ENTRIES SHOWN:
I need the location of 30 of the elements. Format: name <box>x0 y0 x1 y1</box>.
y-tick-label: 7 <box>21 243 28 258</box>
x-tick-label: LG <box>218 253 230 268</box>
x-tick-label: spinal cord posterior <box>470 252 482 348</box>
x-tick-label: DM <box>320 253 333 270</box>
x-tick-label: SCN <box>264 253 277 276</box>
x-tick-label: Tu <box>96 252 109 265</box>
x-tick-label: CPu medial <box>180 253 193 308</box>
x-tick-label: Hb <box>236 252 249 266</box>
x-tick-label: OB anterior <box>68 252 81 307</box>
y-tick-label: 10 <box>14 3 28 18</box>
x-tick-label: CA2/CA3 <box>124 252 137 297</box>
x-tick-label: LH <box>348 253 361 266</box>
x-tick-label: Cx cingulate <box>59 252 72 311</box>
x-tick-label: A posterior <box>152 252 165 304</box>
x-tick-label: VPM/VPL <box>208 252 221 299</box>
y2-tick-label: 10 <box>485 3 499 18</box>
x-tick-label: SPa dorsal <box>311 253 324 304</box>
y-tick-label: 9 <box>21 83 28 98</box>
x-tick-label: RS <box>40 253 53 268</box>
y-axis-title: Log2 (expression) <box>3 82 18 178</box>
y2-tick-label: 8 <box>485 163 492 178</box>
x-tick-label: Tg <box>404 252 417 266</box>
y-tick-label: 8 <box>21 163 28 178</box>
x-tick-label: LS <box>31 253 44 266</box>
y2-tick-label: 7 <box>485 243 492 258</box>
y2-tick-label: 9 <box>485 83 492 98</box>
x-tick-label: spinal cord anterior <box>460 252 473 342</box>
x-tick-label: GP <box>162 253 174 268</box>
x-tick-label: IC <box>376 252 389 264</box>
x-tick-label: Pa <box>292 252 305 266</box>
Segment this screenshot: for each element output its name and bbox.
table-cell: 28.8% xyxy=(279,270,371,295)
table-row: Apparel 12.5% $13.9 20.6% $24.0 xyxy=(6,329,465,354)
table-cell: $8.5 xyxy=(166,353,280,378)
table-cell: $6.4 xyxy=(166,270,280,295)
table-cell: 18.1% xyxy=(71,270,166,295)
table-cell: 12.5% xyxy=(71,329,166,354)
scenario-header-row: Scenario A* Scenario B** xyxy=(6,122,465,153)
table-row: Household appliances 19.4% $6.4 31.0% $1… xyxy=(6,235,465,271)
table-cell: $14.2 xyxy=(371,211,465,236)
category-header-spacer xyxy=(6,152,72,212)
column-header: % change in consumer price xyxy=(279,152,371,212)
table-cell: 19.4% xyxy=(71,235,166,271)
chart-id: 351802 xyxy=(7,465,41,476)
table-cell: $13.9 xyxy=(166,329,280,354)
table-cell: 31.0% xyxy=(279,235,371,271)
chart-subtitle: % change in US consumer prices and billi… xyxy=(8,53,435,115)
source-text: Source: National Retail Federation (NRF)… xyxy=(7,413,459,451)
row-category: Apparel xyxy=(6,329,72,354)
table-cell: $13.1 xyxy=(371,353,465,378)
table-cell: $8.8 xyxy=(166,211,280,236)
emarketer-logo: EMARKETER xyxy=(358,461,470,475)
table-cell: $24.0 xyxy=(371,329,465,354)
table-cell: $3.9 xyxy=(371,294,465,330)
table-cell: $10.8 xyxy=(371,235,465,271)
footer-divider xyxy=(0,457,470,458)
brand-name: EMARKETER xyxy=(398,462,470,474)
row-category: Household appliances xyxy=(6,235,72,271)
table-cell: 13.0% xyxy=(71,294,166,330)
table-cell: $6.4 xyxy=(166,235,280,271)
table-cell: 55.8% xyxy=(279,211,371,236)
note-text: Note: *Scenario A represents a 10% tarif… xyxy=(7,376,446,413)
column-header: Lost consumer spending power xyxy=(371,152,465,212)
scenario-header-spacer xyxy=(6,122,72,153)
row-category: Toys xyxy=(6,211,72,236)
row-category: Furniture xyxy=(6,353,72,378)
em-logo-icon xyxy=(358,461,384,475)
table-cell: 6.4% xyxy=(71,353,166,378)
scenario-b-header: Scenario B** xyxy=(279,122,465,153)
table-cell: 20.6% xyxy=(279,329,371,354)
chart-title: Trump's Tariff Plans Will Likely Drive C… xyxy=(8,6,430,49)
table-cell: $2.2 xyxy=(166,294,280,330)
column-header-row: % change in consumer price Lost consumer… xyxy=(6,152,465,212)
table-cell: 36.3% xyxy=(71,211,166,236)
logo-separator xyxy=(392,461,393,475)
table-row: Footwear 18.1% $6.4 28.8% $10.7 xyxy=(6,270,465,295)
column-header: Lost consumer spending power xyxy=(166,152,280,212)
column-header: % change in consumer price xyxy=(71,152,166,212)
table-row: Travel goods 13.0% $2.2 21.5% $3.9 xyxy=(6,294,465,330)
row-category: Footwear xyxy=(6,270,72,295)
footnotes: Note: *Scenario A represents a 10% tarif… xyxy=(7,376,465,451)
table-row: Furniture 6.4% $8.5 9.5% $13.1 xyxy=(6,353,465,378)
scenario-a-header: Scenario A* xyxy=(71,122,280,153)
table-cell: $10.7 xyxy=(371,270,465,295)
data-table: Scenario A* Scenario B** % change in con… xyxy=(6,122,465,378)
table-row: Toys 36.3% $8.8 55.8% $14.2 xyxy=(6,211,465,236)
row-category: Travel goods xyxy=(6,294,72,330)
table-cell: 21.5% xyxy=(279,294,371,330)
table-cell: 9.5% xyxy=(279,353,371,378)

TASK DESCRIPTION: Copy out the material above word for word, from its first line through the line containing "x-tick-label: CPu medial", and include nothing else.

ANSWER FOR THE TASK:
I need the location of 30 of the elements. Format: name <box>x0 y0 x1 y1</box>.
y-tick-label: 7 <box>21 243 28 258</box>
x-tick-label: LG <box>218 253 230 268</box>
x-tick-label: spinal cord posterior <box>470 252 482 348</box>
x-tick-label: DM <box>320 253 333 270</box>
x-tick-label: SCN <box>264 253 277 276</box>
x-tick-label: Tu <box>96 252 109 265</box>
x-tick-label: CPu medial <box>180 253 193 308</box>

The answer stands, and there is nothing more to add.